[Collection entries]
::::

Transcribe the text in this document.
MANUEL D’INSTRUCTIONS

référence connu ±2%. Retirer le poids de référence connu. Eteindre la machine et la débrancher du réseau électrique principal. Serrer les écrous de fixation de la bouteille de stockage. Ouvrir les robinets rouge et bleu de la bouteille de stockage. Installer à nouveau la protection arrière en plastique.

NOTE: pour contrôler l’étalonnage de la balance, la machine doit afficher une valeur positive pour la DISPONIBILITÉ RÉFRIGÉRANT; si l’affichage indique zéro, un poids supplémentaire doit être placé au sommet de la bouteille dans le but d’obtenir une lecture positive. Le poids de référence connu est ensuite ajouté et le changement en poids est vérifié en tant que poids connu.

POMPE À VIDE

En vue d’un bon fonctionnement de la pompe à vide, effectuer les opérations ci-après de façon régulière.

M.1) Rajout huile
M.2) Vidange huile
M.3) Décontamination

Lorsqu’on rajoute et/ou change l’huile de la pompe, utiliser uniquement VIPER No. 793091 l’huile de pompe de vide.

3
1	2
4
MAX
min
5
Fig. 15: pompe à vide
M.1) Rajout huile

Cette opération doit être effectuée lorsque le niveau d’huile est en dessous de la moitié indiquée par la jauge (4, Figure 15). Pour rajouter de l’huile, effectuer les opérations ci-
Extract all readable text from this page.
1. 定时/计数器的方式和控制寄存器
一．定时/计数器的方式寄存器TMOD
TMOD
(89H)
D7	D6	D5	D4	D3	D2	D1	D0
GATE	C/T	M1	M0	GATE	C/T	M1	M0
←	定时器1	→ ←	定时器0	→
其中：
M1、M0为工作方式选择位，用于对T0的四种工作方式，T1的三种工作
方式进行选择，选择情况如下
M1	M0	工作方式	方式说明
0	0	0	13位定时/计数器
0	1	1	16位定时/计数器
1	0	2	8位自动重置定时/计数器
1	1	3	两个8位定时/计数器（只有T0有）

::::

## Written exercise
Copy out the whole listing exactly.

## The reply
Transcribe the text in this document.
MANUEL D’INSTRUCTIONS

référence connu ±2%. Retirer le poids de référence connu. Eteindre la machine et la débrancher du réseau électrique principal. Serrer les écrous de fixation de la bouteille de stockage. Ouvrir les robinets rouge et bleu de la bouteille de stockage. Installer à nouveau la protection arrière en plastique.

NOTE: pour contrôler l’étalonnage de la balance, la machine doit afficher une valeur positive pour la DISPONIBILITÉ RÉFRIGÉRANT; si l’affichage indique zéro, un poids supplémentaire doit être placé au sommet de la bouteille dans le but d’obtenir une lecture positive. Le poids de référence connu est ensuite ajouté et le changement en poids est vérifié en tant que poids connu.

POMPE À VIDE

En vue d’un bon fonctionnement de la pompe à vide, effectuer les opérations ci-après de façon régulière.

M.1) Rajout huile
M.2) Vidange huile
M.3) Décontamination

Lorsqu’on rajoute et/ou change l’huile de la pompe, utiliser uniquement VIPER No. 793091 l’huile de pompe de vide.

3
1	2
4
MAX
min
5
Fig. 15: pompe à vide
M.1) Rajout huile

Cette opération doit être effectuée lorsque le niveau d’huile est en dessous de la moitié indiquée par la jauge (4, Figure 15). Pour rajouter de l’huile, effectuer les opérations ci-
Extract all readable text from this page.
1. 定时/计数器的方式和控制寄存器
一．定时/计数器的方式寄存器TMOD
TMOD
(89H)
D7	D6	D5	D4	D3	D2	D1	D0
GATE	C/T	M1	M0	GATE	C/T	M1	M0
←	定时器1	→ ←	定时器0	→
其中：
M1、M0为工作方式选择位，用于对T0的四种工作方式，T1的三种工作
方式进行选择，选择情况如下
M1	M0	工作方式	方式说明
0	0	0	13位定时/计数器
0	1	1	16位定时/计数器
1	0	2	8位自动重置定时/计数器
1	1	3	两个8位定时/计数器（只有T0有）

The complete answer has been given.